• [To be done] Locate the string "使荧光物质发出荧光" in the listing below. Copy every line where it is found.

• [Exercise materials]
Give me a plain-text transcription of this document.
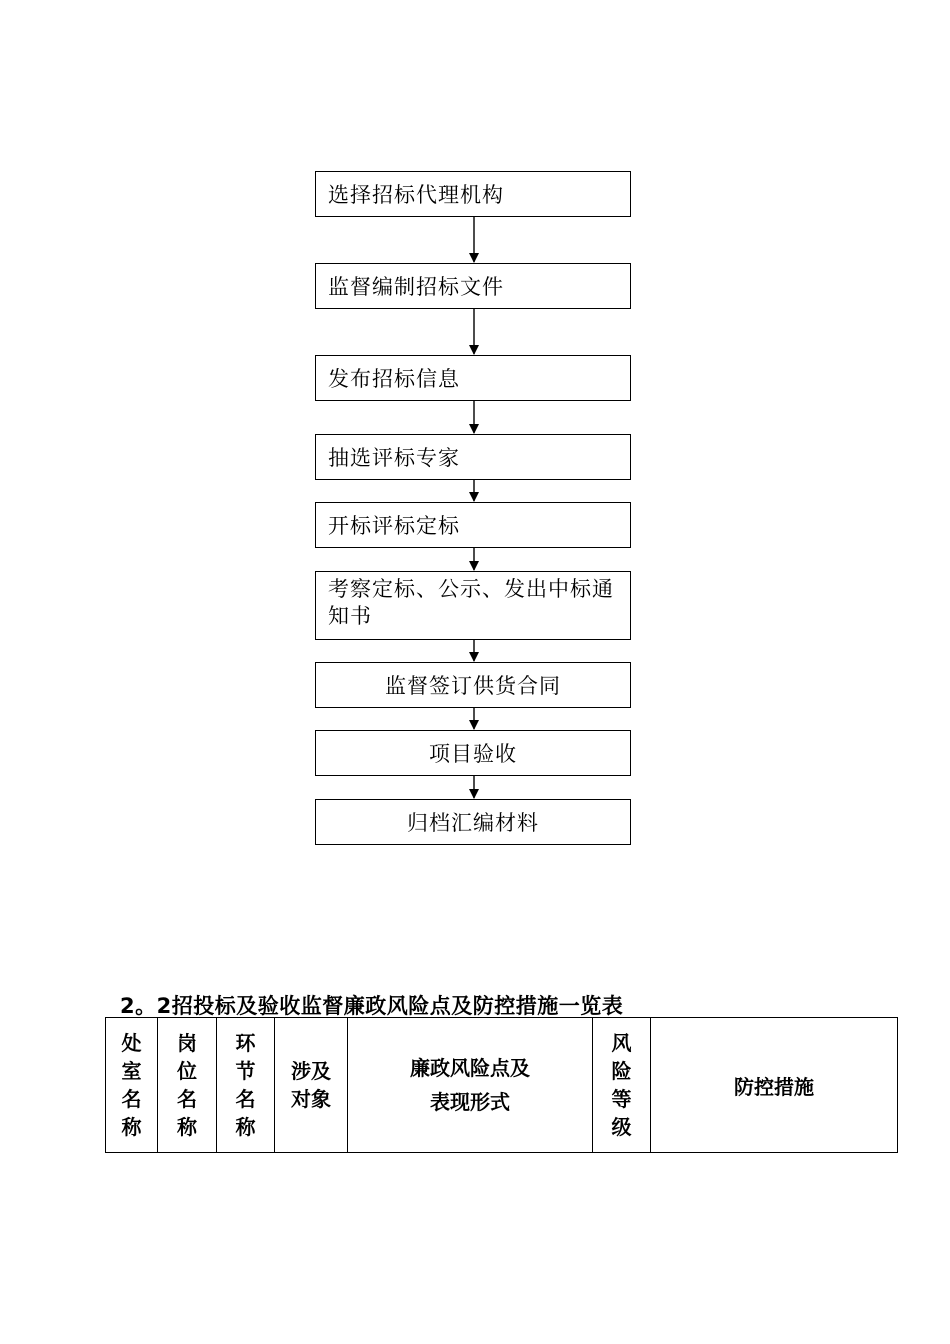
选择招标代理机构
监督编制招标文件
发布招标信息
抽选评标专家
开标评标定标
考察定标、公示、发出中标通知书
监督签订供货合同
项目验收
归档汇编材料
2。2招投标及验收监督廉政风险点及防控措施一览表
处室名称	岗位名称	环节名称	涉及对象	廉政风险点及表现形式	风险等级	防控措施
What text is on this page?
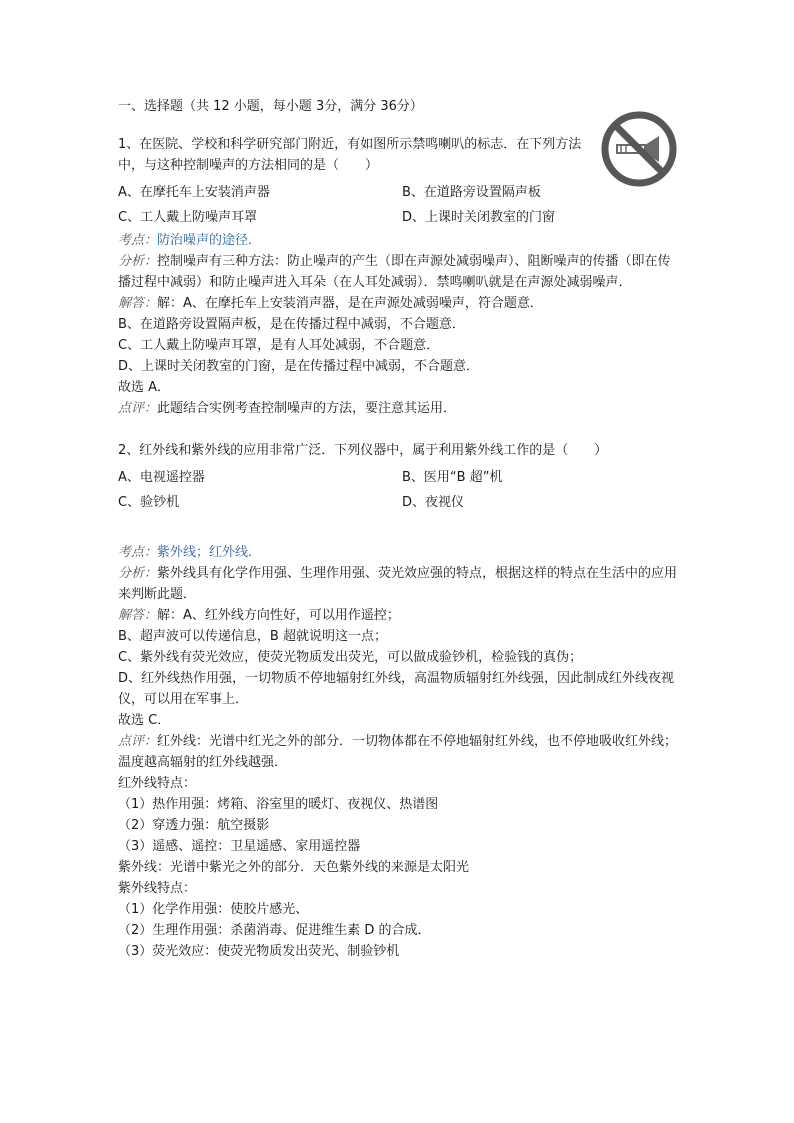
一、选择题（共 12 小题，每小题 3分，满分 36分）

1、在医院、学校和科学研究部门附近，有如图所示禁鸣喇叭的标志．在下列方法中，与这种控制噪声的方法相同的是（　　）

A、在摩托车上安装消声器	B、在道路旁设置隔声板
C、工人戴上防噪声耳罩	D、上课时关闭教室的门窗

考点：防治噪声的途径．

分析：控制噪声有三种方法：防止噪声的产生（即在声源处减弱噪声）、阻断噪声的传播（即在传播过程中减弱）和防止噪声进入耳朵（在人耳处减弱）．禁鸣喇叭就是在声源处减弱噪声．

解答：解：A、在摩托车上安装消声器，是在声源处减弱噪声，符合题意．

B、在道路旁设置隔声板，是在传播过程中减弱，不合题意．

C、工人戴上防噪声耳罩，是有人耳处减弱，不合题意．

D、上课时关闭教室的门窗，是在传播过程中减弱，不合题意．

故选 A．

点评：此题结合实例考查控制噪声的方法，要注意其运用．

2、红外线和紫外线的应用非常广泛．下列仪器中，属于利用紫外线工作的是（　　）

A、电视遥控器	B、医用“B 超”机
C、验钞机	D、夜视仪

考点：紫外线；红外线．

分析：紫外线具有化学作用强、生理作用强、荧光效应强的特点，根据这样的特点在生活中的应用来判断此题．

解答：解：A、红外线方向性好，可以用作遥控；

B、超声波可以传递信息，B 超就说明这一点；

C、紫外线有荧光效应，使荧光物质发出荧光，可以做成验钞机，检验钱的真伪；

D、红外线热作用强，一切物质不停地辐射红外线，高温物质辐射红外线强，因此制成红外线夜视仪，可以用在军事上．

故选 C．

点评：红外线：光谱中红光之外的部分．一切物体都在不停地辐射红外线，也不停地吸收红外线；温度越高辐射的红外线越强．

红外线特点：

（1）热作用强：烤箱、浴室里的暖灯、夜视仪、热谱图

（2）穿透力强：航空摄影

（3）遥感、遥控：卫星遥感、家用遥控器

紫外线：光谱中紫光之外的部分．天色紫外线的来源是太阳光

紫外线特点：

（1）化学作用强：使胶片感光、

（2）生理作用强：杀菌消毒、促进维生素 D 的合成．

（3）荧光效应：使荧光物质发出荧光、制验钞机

• [Task output]
C、紫外线有荧光效应，使荧光物质发出荧光，可以做成验钞机，检验钱的真伪；
（3）荧光效应：使荧光物质发出荧光、制验钞机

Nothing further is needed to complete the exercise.